↓

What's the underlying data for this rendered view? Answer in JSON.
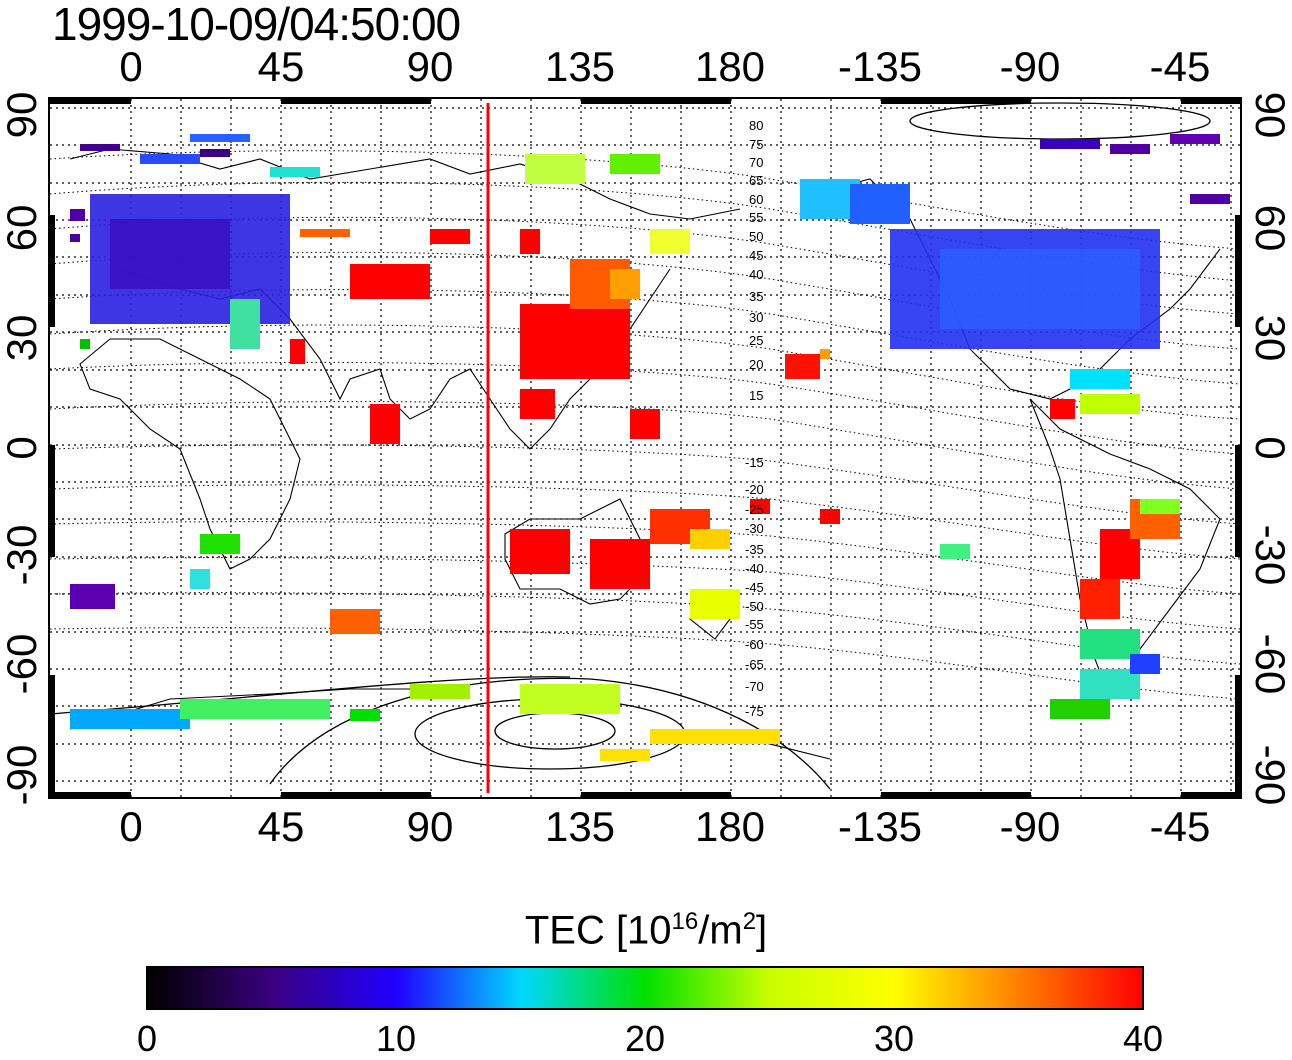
{
  "timestamp": "1999-10-09/04:50:00",
  "map": {
    "lon_ticks": [
      "0",
      "45",
      "90",
      "135",
      "180",
      "-135",
      "-90",
      "-45"
    ],
    "lat_ticks": [
      "90",
      "60",
      "30",
      "0",
      "-30",
      "-60",
      "-90"
    ],
    "contour_labels": [
      "80",
      "75",
      "70",
      "65",
      "60",
      "55",
      "50",
      "45",
      "40",
      "35",
      "30",
      "25",
      "20",
      "15",
      "-15",
      "-20",
      "-25",
      "-30",
      "-35",
      "-40",
      "-45",
      "-50",
      "-55",
      "-60",
      "-65",
      "-70",
      "-75"
    ],
    "marker_color": "#ff0000"
  },
  "colorbar": {
    "title": "TEC  [10",
    "title_exp": "16",
    "title_mid": "/m",
    "title_exp2": "2",
    "title_end": "]",
    "ticks": [
      "0",
      "10",
      "20",
      "30",
      "40"
    ],
    "colors": [
      "#000000",
      "#3a0080",
      "#2000ff",
      "#00d8ff",
      "#00e000",
      "#c8ff00",
      "#ffff00",
      "#ff8000",
      "#ff0000"
    ]
  }
}
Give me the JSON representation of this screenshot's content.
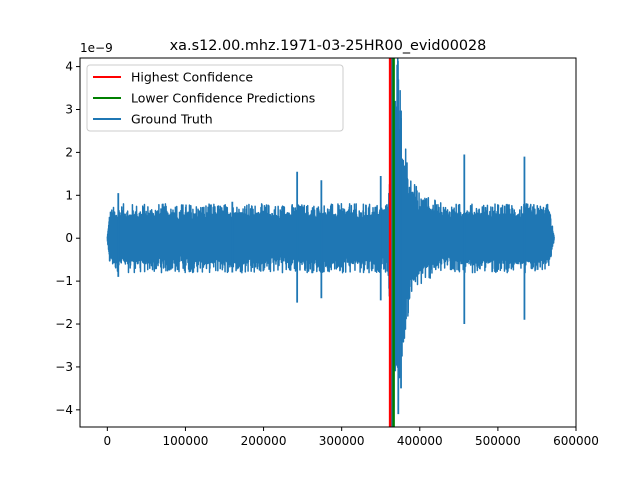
{
  "chart_data": {
    "type": "line",
    "title": "xa.s12.00.mhz.1971-03-25HR00_evid00028",
    "xlabel": "",
    "ylabel": "",
    "y_offset_label": "1e−9",
    "xlim": [
      -35000,
      600000
    ],
    "ylim": [
      -4.4e-09,
      4.2e-09
    ],
    "x_ticks": [
      0,
      100000,
      200000,
      300000,
      400000,
      500000,
      600000
    ],
    "x_tick_labels": [
      "0",
      "100000",
      "200000",
      "300000",
      "400000",
      "500000",
      "600000"
    ],
    "y_ticks": [
      -4e-09,
      -3e-09,
      -2e-09,
      -1e-09,
      0,
      1e-09,
      2e-09,
      3e-09,
      4e-09
    ],
    "y_tick_labels": [
      "−4",
      "−3",
      "−2",
      "−1",
      "0",
      "1",
      "2",
      "3",
      "4"
    ],
    "grid": false,
    "legend_position": "top-left",
    "legend": [
      {
        "label": "Highest Confidence",
        "color": "#ff0000"
      },
      {
        "label": "Lower Confidence Predictions",
        "color": "#008000"
      },
      {
        "label": "Ground Truth",
        "color": "#1f77b4"
      }
    ],
    "vertical_lines": [
      {
        "series": "Ground Truth",
        "x": 364500,
        "color": "#1f77b4"
      },
      {
        "series": "Lower Confidence Predictions",
        "x": 366500,
        "color": "#008000"
      },
      {
        "series": "Highest Confidence",
        "x": 362000,
        "color": "#ff0000"
      }
    ],
    "signal": {
      "color": "#1f77b4",
      "x_start": 0,
      "x_end": 572000,
      "noise_amplitude": 6.5e-10,
      "envelope": [
        [
          0,
          5e-11
        ],
        [
          3000,
          6e-10
        ],
        [
          15000,
          7e-10
        ],
        [
          358000,
          7e-10
        ],
        [
          362000,
          1.4e-09
        ],
        [
          366000,
          3.4e-09
        ],
        [
          372000,
          3.8e-09
        ],
        [
          378000,
          2.3e-09
        ],
        [
          386000,
          1.5e-09
        ],
        [
          396000,
          1.05e-09
        ],
        [
          410000,
          8.5e-10
        ],
        [
          430000,
          7e-10
        ],
        [
          565000,
          7e-10
        ],
        [
          572000,
          5e-11
        ]
      ],
      "spikes": [
        [
          14000,
          1.05e-09,
          -9e-10
        ],
        [
          160000,
          8.5e-10,
          -8e-10
        ],
        [
          243000,
          1.55e-09,
          -1.5e-09
        ],
        [
          274000,
          1.35e-09,
          -1.4e-09
        ],
        [
          350000,
          1.45e-09,
          -1.45e-09
        ],
        [
          366000,
          3.5e-09,
          -2.8e-09
        ],
        [
          368500,
          3.2e-09,
          -3.1e-09
        ],
        [
          372500,
          3.7e-09,
          -4.1e-09
        ],
        [
          376000,
          2.8e-09,
          -3.5e-09
        ],
        [
          457000,
          1.95e-09,
          -2e-09
        ],
        [
          534000,
          1.9e-09,
          -1.9e-09
        ]
      ]
    }
  }
}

↑

_WHAT YOU HAVE TO DO_. Return each line of the data, keeping its wording exact and omitting pictures.

_FULL RESPONSE_.
What's the underlying data for this rendered view? Answer in JSON.
{
  "timestamp": "1999-10-09/04:50:00",
  "map": {
    "lon_ticks": [
      "0",
      "45",
      "90",
      "135",
      "180",
      "-135",
      "-90",
      "-45"
    ],
    "lat_ticks": [
      "90",
      "60",
      "30",
      "0",
      "-30",
      "-60",
      "-90"
    ],
    "contour_labels": [
      "80",
      "75",
      "70",
      "65",
      "60",
      "55",
      "50",
      "45",
      "40",
      "35",
      "30",
      "25",
      "20",
      "15",
      "-15",
      "-20",
      "-25",
      "-30",
      "-35",
      "-40",
      "-45",
      "-50",
      "-55",
      "-60",
      "-65",
      "-70",
      "-75"
    ],
    "marker_color": "#ff0000"
  },
  "colorbar": {
    "title": "TEC  [10",
    "title_exp": "16",
    "title_mid": "/m",
    "title_exp2": "2",
    "title_end": "]",
    "ticks": [
      "0",
      "10",
      "20",
      "30",
      "40"
    ],
    "colors": [
      "#000000",
      "#3a0080",
      "#2000ff",
      "#00d8ff",
      "#00e000",
      "#c8ff00",
      "#ffff00",
      "#ff8000",
      "#ff0000"
    ]
  }
}
Give me the JSON representation of this screenshot's content.
{
  "chart_data": {
    "type": "line",
    "title": "xa.s12.00.mhz.1971-03-25HR00_evid00028",
    "xlabel": "",
    "ylabel": "",
    "y_offset_label": "1e−9",
    "xlim": [
      -35000,
      600000
    ],
    "ylim": [
      -4.4e-09,
      4.2e-09
    ],
    "x_ticks": [
      0,
      100000,
      200000,
      300000,
      400000,
      500000,
      600000
    ],
    "x_tick_labels": [
      "0",
      "100000",
      "200000",
      "300000",
      "400000",
      "500000",
      "600000"
    ],
    "y_ticks": [
      -4e-09,
      -3e-09,
      -2e-09,
      -1e-09,
      0,
      1e-09,
      2e-09,
      3e-09,
      4e-09
    ],
    "y_tick_labels": [
      "−4",
      "−3",
      "−2",
      "−1",
      "0",
      "1",
      "2",
      "3",
      "4"
    ],
    "grid": false,
    "legend_position": "top-left",
    "legend": [
      {
        "label": "Highest Confidence",
        "color": "#ff0000"
      },
      {
        "label": "Lower Confidence Predictions",
        "color": "#008000"
      },
      {
        "label": "Ground Truth",
        "color": "#1f77b4"
      }
    ],
    "vertical_lines": [
      {
        "series": "Ground Truth",
        "x": 364500,
        "color": "#1f77b4"
      },
      {
        "series": "Lower Confidence Predictions",
        "x": 366500,
        "color": "#008000"
      },
      {
        "series": "Highest Confidence",
        "x": 362000,
        "color": "#ff0000"
      }
    ],
    "signal": {
      "color": "#1f77b4",
      "x_start": 0,
      "x_end": 572000,
      "noise_amplitude": 6.5e-10,
      "envelope": [
        [
          0,
          5e-11
        ],
        [
          3000,
          6e-10
        ],
        [
          15000,
          7e-10
        ],
        [
          358000,
          7e-10
        ],
        [
          362000,
          1.4e-09
        ],
        [
          366000,
          3.4e-09
        ],
        [
          372000,
          3.8e-09
        ],
        [
          378000,
          2.3e-09
        ],
        [
          386000,
          1.5e-09
        ],
        [
          396000,
          1.05e-09
        ],
        [
          410000,
          8.5e-10
        ],
        [
          430000,
          7e-10
        ],
        [
          565000,
          7e-10
        ],
        [
          572000,
          5e-11
        ]
      ],
      "spikes": [
        [
          14000,
          1.05e-09,
          -9e-10
        ],
        [
          160000,
          8.5e-10,
          -8e-10
        ],
        [
          243000,
          1.55e-09,
          -1.5e-09
        ],
        [
          274000,
          1.35e-09,
          -1.4e-09
        ],
        [
          350000,
          1.45e-09,
          -1.45e-09
        ],
        [
          366000,
          3.5e-09,
          -2.8e-09
        ],
        [
          368500,
          3.2e-09,
          -3.1e-09
        ],
        [
          372500,
          3.7e-09,
          -4.1e-09
        ],
        [
          376000,
          2.8e-09,
          -3.5e-09
        ],
        [
          457000,
          1.95e-09,
          -2e-09
        ],
        [
          534000,
          1.9e-09,
          -1.9e-09
        ]
      ]
    }
  }
}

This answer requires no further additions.